Task brief –
Reproduce every line of the records below verbatim, without changing a single character.

Bounding box entries
--------------------------------------------------

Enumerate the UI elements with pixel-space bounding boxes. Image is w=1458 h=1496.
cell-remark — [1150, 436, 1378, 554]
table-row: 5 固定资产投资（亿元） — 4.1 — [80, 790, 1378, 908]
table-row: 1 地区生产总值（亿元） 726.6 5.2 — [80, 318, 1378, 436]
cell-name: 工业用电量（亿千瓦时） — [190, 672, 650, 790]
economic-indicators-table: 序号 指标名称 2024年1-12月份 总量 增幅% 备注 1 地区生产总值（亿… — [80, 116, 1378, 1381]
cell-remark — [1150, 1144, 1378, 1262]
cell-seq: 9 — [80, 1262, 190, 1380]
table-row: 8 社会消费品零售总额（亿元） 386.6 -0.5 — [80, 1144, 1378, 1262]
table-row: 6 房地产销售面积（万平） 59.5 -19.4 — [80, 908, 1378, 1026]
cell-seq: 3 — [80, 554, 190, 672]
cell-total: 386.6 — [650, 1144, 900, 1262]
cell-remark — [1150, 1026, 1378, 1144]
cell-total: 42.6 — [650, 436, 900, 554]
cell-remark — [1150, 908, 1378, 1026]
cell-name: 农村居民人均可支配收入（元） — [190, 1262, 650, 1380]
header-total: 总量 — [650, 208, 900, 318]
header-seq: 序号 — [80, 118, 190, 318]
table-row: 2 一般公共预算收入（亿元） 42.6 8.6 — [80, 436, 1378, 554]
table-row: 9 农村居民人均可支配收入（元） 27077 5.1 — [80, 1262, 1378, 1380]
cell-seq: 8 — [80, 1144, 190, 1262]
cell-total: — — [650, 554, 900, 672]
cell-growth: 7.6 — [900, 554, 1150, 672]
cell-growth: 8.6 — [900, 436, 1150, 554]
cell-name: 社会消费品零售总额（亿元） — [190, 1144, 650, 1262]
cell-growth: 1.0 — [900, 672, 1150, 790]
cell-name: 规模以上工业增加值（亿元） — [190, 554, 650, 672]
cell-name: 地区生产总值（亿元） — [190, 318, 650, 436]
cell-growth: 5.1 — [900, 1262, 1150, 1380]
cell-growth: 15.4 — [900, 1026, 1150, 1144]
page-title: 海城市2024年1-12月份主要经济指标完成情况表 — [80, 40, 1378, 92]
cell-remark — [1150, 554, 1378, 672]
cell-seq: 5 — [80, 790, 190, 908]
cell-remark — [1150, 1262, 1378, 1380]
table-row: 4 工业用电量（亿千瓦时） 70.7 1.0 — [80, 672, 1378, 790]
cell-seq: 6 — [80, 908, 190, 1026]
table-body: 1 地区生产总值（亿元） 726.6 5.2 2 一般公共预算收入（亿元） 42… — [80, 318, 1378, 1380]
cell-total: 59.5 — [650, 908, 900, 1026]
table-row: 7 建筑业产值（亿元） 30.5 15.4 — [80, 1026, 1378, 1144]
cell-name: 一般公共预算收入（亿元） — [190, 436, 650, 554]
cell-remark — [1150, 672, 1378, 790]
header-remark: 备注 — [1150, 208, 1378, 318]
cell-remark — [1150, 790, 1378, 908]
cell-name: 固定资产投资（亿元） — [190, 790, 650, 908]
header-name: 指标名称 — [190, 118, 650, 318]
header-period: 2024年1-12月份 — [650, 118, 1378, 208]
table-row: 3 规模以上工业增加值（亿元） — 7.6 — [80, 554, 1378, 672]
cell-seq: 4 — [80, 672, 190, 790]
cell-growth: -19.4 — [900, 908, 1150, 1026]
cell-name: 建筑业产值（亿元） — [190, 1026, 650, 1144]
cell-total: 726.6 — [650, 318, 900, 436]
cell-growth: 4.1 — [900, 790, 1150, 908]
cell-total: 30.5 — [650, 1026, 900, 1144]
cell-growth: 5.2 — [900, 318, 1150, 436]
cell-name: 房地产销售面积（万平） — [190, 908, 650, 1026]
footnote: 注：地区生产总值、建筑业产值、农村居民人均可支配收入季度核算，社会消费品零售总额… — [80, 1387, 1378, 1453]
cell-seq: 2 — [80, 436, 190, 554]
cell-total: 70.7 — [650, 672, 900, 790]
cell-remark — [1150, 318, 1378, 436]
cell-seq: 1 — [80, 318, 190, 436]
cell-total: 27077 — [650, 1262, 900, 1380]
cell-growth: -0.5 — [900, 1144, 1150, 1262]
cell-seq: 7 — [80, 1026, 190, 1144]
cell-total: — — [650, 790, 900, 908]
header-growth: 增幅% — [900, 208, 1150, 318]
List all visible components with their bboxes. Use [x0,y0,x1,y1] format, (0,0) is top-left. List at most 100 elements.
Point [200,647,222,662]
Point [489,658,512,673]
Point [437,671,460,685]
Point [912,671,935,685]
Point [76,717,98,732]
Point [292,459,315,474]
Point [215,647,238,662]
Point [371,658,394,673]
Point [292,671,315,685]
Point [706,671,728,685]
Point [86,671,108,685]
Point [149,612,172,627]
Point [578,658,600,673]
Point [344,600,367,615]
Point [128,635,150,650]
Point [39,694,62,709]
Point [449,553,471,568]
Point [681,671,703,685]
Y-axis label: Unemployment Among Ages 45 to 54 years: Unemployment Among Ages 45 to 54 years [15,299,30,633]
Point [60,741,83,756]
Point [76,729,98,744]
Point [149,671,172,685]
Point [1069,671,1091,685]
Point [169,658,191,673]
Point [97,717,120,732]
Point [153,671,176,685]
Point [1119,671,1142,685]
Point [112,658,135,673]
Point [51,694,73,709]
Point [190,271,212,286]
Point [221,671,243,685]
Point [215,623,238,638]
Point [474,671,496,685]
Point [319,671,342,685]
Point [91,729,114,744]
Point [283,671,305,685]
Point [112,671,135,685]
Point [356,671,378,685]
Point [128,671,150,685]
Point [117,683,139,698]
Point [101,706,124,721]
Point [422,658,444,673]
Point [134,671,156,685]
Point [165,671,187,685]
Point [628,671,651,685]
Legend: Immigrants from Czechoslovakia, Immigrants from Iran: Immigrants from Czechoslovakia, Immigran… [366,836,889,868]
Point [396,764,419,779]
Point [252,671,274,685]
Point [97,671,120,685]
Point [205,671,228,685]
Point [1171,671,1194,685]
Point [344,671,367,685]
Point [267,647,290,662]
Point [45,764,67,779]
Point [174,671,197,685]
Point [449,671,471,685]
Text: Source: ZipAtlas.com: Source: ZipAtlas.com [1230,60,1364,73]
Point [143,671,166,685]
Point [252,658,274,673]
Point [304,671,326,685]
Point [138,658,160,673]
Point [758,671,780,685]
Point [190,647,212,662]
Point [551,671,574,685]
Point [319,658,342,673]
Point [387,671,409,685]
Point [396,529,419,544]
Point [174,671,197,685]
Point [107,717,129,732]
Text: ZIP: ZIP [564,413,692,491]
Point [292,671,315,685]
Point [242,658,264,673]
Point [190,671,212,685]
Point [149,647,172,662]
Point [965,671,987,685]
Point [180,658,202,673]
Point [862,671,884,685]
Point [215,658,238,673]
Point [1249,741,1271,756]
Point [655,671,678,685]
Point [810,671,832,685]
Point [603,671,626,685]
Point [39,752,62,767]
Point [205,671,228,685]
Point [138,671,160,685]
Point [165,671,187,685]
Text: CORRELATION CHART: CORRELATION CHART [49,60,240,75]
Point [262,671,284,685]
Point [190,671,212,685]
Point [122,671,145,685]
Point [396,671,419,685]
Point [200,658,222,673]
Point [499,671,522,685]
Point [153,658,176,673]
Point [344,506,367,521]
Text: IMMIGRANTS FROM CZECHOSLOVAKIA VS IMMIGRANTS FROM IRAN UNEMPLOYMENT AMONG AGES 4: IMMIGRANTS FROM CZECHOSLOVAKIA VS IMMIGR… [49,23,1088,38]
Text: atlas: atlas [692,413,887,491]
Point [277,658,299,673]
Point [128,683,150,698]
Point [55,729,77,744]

--------------------------------------------------

Written response –
Enumerate the UI elements with pixel-space bounding boxes. Image is w=1458 h=1496.
cell-remark — [1150, 436, 1378, 554]
table-row: 5 固定资产投资（亿元） — 4.1 — [80, 790, 1378, 908]
table-row: 1 地区生产总值（亿元） 726.6 5.2 — [80, 318, 1378, 436]
cell-name: 工业用电量（亿千瓦时） — [190, 672, 650, 790]
economic-indicators-table: 序号 指标名称 2024年1-12月份 总量 增幅% 备注 1 地区生产总值（亿… — [80, 116, 1378, 1381]
cell-remark — [1150, 1144, 1378, 1262]
cell-seq: 9 — [80, 1262, 190, 1380]
table-row: 8 社会消费品零售总额（亿元） 386.6 -0.5 — [80, 1144, 1378, 1262]
table-row: 6 房地产销售面积（万平） 59.5 -19.4 — [80, 908, 1378, 1026]
cell-seq: 3 — [80, 554, 190, 672]
cell-total: 386.6 — [650, 1144, 900, 1262]
cell-remark — [1150, 1026, 1378, 1144]
cell-total: 42.6 — [650, 436, 900, 554]
cell-remark — [1150, 908, 1378, 1026]
cell-name: 农村居民人均可支配收入（元） — [190, 1262, 650, 1380]
header-total: 总量 — [650, 208, 900, 318]
header-seq: 序号 — [80, 118, 190, 318]
table-row: 2 一般公共预算收入（亿元） 42.6 8.6 — [80, 436, 1378, 554]
table-row: 9 农村居民人均可支配收入（元） 27077 5.1 — [80, 1262, 1378, 1380]
cell-seq: 8 — [80, 1144, 190, 1262]
cell-total: — — [650, 554, 900, 672]
cell-growth: 7.6 — [900, 554, 1150, 672]
cell-growth: 8.6 — [900, 436, 1150, 554]
cell-name: 社会消费品零售总额（亿元） — [190, 1144, 650, 1262]
cell-growth: 1.0 — [900, 672, 1150, 790]
cell-name: 规模以上工业增加值（亿元） — [190, 554, 650, 672]
cell-name: 地区生产总值（亿元） — [190, 318, 650, 436]
cell-growth: 5.1 — [900, 1262, 1150, 1380]
cell-growth: 15.4 — [900, 1026, 1150, 1144]
page-title: 海城市2024年1-12月份主要经济指标完成情况表 — [80, 40, 1378, 92]
cell-remark — [1150, 554, 1378, 672]
cell-seq: 5 — [80, 790, 190, 908]
cell-remark — [1150, 1262, 1378, 1380]
table-row: 4 工业用电量（亿千瓦时） 70.7 1.0 — [80, 672, 1378, 790]
cell-seq: 6 — [80, 908, 190, 1026]
table-body: 1 地区生产总值（亿元） 726.6 5.2 2 一般公共预算收入（亿元） 42… — [80, 318, 1378, 1380]
cell-total: 59.5 — [650, 908, 900, 1026]
table-row: 7 建筑业产值（亿元） 30.5 15.4 — [80, 1026, 1378, 1144]
cell-name: 一般公共预算收入（亿元） — [190, 436, 650, 554]
cell-remark — [1150, 672, 1378, 790]
header-remark: 备注 — [1150, 208, 1378, 318]
cell-remark — [1150, 790, 1378, 908]
cell-name: 固定资产投资（亿元） — [190, 790, 650, 908]
header-name: 指标名称 — [190, 118, 650, 318]
header-period: 2024年1-12月份 — [650, 118, 1378, 208]
table-row: 3 规模以上工业增加值（亿元） — 7.6 — [80, 554, 1378, 672]
cell-seq: 4 — [80, 672, 190, 790]
cell-growth: -19.4 — [900, 908, 1150, 1026]
cell-name: 建筑业产值（亿元） — [190, 1026, 650, 1144]
cell-total: 726.6 — [650, 318, 900, 436]
cell-growth: 4.1 — [900, 790, 1150, 908]
cell-total: 30.5 — [650, 1026, 900, 1144]
cell-growth: 5.2 — [900, 318, 1150, 436]
cell-name: 房地产销售面积（万平） — [190, 908, 650, 1026]
footnote: 注：地区生产总值、建筑业产值、农村居民人均可支配收入季度核算，社会消费品零售总额… — [80, 1387, 1378, 1453]
cell-seq: 2 — [80, 436, 190, 554]
cell-total: 70.7 — [650, 672, 900, 790]
cell-remark — [1150, 318, 1378, 436]
cell-seq: 1 — [80, 318, 190, 436]
cell-total: 27077 — [650, 1262, 900, 1380]
cell-growth: -0.5 — [900, 1144, 1150, 1262]
cell-seq: 7 — [80, 1026, 190, 1144]
cell-total: — — [650, 790, 900, 908]
header-growth: 增幅% — [900, 208, 1150, 318]
List all visible components with their bboxes. Use [x0,y0,x1,y1] format, (0,0) is top-left. List at most 100 elements.
Point [200,647,222,662]
Point [489,658,512,673]
Point [437,671,460,685]
Point [912,671,935,685]
Point [76,717,98,732]
Point [292,459,315,474]
Point [215,647,238,662]
Point [371,658,394,673]
Point [292,671,315,685]
Point [706,671,728,685]
Point [86,671,108,685]
Point [149,612,172,627]
Point [578,658,600,673]
Point [344,600,367,615]
Point [128,635,150,650]
Point [39,694,62,709]
Point [449,553,471,568]
Point [681,671,703,685]
Y-axis label: Unemployment Among Ages 45 to 54 years: Unemployment Among Ages 45 to 54 years [15,299,30,633]
Point [60,741,83,756]
Point [76,729,98,744]
Point [149,671,172,685]
Point [1069,671,1091,685]
Point [169,658,191,673]
Point [97,717,120,732]
Point [153,671,176,685]
Point [1119,671,1142,685]
Point [112,658,135,673]
Point [51,694,73,709]
Point [190,271,212,286]
Point [221,671,243,685]
Point [215,623,238,638]
Point [474,671,496,685]
Point [319,671,342,685]
Point [91,729,114,744]
Point [283,671,305,685]
Point [112,671,135,685]
Point [356,671,378,685]
Point [128,671,150,685]
Point [117,683,139,698]
Point [101,706,124,721]
Point [422,658,444,673]
Point [134,671,156,685]
Point [165,671,187,685]
Point [628,671,651,685]
Legend: Immigrants from Czechoslovakia, Immigrants from Iran: Immigrants from Czechoslovakia, Immigran… [366,836,889,868]
Point [396,764,419,779]
Point [252,671,274,685]
Point [97,671,120,685]
Point [205,671,228,685]
Point [1171,671,1194,685]
Point [344,671,367,685]
Point [267,647,290,662]
Point [45,764,67,779]
Point [174,671,197,685]
Point [449,671,471,685]
Text: Source: ZipAtlas.com: Source: ZipAtlas.com [1230,60,1364,73]
Point [143,671,166,685]
Point [252,658,274,673]
Point [304,671,326,685]
Point [138,658,160,673]
Point [758,671,780,685]
Point [190,647,212,662]
Point [551,671,574,685]
Point [319,658,342,673]
Point [387,671,409,685]
Point [396,529,419,544]
Point [174,671,197,685]
Point [107,717,129,732]
Text: ZIP: ZIP [564,413,692,491]
Point [292,671,315,685]
Point [242,658,264,673]
Point [190,671,212,685]
Point [149,647,172,662]
Point [965,671,987,685]
Point [180,658,202,673]
Point [862,671,884,685]
Point [215,658,238,673]
Point [1249,741,1271,756]
Point [655,671,678,685]
Point [810,671,832,685]
Point [603,671,626,685]
Point [39,752,62,767]
Point [205,671,228,685]
Point [138,671,160,685]
Point [165,671,187,685]
Text: CORRELATION CHART: CORRELATION CHART [49,60,240,75]
Point [262,671,284,685]
Point [190,671,212,685]
Point [122,671,145,685]
Point [396,671,419,685]
Point [200,658,222,673]
Point [499,671,522,685]
Point [153,658,176,673]
Point [344,506,367,521]
Text: IMMIGRANTS FROM CZECHOSLOVAKIA VS IMMIGRANTS FROM IRAN UNEMPLOYMENT AMONG AGES 4: IMMIGRANTS FROM CZECHOSLOVAKIA VS IMMIGR… [49,23,1088,38]
Text: atlas: atlas [692,413,887,491]
Point [277,658,299,673]
Point [128,683,150,698]
Point [55,729,77,744]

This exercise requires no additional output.